Copy every line of the records below character for character, changing nothing.

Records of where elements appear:
────────────────────────────────────────
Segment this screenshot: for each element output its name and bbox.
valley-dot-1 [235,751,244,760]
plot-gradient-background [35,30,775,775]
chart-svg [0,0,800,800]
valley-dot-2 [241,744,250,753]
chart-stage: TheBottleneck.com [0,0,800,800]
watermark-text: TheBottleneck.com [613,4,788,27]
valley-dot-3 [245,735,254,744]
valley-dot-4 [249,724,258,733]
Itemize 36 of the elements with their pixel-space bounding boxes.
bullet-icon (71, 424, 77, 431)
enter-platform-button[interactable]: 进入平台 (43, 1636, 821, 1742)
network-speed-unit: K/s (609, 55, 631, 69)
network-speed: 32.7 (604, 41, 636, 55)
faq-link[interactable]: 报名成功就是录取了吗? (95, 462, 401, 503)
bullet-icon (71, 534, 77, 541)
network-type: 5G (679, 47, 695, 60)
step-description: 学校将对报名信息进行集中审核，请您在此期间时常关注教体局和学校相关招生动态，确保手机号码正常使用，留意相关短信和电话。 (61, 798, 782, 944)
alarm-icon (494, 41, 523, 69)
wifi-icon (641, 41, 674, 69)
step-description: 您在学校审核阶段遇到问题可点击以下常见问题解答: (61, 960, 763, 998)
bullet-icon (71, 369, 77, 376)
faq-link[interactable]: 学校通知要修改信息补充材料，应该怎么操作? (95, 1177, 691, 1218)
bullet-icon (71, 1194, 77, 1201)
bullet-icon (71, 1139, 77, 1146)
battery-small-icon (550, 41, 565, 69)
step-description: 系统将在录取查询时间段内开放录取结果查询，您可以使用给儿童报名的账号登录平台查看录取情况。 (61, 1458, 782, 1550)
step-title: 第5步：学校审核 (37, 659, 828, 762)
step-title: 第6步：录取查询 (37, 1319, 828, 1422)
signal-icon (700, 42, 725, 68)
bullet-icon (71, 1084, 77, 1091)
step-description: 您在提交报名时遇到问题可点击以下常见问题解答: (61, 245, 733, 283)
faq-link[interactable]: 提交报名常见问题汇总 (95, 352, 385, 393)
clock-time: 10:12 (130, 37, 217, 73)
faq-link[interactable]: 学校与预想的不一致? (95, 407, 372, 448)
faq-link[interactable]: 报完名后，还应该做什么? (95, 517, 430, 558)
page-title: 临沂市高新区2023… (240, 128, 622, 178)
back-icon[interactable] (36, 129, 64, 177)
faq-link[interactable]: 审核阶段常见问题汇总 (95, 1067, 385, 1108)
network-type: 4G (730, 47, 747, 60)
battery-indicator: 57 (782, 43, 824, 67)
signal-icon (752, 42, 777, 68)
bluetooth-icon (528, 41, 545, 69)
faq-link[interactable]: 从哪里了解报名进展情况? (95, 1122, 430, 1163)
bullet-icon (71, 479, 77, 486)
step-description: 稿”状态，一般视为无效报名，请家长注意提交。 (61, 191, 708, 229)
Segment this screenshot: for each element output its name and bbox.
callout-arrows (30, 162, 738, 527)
────────────────────────────────────────
#### TASK SOLUTION
Segment this screenshot: for each element output its name and bbox.
valley-dot-1 [235,751,244,760]
plot-gradient-background [35,30,775,775]
chart-svg [0,0,800,800]
valley-dot-2 [241,744,250,753]
chart-stage: TheBottleneck.com [0,0,800,800]
watermark-text: TheBottleneck.com [613,4,788,27]
valley-dot-3 [245,735,254,744]
valley-dot-4 [249,724,258,733]
Itemize 36 of the elements with their pixel-space bounding boxes.
bullet-icon (71, 424, 77, 431)
enter-platform-button[interactable]: 进入平台 (43, 1636, 821, 1742)
network-speed-unit: K/s (609, 55, 631, 69)
network-speed: 32.7 (604, 41, 636, 55)
faq-link[interactable]: 报名成功就是录取了吗? (95, 462, 401, 503)
bullet-icon (71, 534, 77, 541)
network-type: 5G (679, 47, 695, 60)
step-description: 学校将对报名信息进行集中审核，请您在此期间时常关注教体局和学校相关招生动态，确保手机号码正常使用，留意相关短信和电话。 (61, 798, 782, 944)
alarm-icon (494, 41, 523, 69)
wifi-icon (641, 41, 674, 69)
step-description: 您在学校审核阶段遇到问题可点击以下常见问题解答: (61, 960, 763, 998)
bullet-icon (71, 369, 77, 376)
faq-link[interactable]: 学校通知要修改信息补充材料，应该怎么操作? (95, 1177, 691, 1218)
bullet-icon (71, 1194, 77, 1201)
bullet-icon (71, 1139, 77, 1146)
battery-small-icon (550, 41, 565, 69)
step-description: 系统将在录取查询时间段内开放录取结果查询，您可以使用给儿童报名的账号登录平台查看录取情况。 (61, 1458, 782, 1550)
step-title: 第5步：学校审核 (37, 659, 828, 762)
step-title: 第6步：录取查询 (37, 1319, 828, 1422)
signal-icon (700, 42, 725, 68)
bullet-icon (71, 1084, 77, 1091)
step-description: 您在提交报名时遇到问题可点击以下常见问题解答: (61, 245, 733, 283)
faq-link[interactable]: 提交报名常见问题汇总 (95, 352, 385, 393)
clock-time: 10:12 (130, 37, 217, 73)
faq-link[interactable]: 学校与预想的不一致? (95, 407, 372, 448)
faq-link[interactable]: 报完名后，还应该做什么? (95, 517, 430, 558)
page-title: 临沂市高新区2023… (240, 128, 622, 178)
back-icon[interactable] (36, 129, 64, 177)
faq-link[interactable]: 审核阶段常见问题汇总 (95, 1067, 385, 1108)
network-type: 4G (730, 47, 747, 60)
battery-indicator: 57 (782, 43, 824, 67)
signal-icon (752, 42, 777, 68)
bluetooth-icon (528, 41, 545, 69)
faq-link[interactable]: 从哪里了解报名进展情况? (95, 1122, 430, 1163)
bullet-icon (71, 479, 77, 486)
step-description: 稿”状态，一般视为无效报名，请家长注意提交。 (61, 191, 708, 229)
Segment this screenshot: for each element output its name and bbox.
callout-arrows (30, 162, 738, 527)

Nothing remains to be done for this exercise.